▶ _AIM_
Check every line of the entries for "исторического", and copy the lines that hold it.

** Start of EXERCISE MATERIALS **

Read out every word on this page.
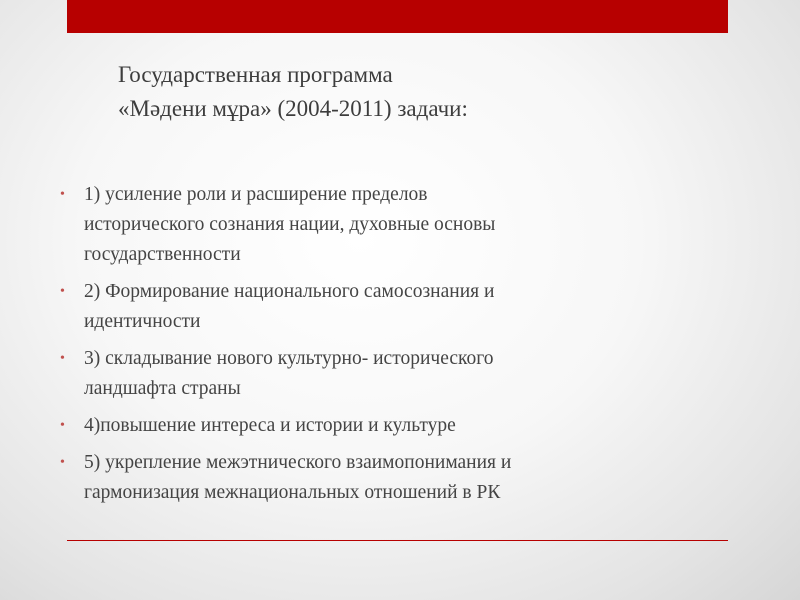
Государственная программа
«Мәдени мұра» (2004-2011) задачи:
• 1) усиление роли и расширение пределов
исторического сознания нации, духовные основы
государственности
• 2) Формирование национального самосознания и
идентичности
• 3) складывание нового культурно- исторического
ландшафта страны
• 4)повышение интереса и истории и культуре
• 5) укрепление межэтнического взаимопонимания и
гармонизация межнациональных отношений в РК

** End of EXERCISE MATERIALS **

▶ _EXPECTED OUTPUT_
исторического сознания нации, духовные основы
• 3) складывание нового культурно- исторического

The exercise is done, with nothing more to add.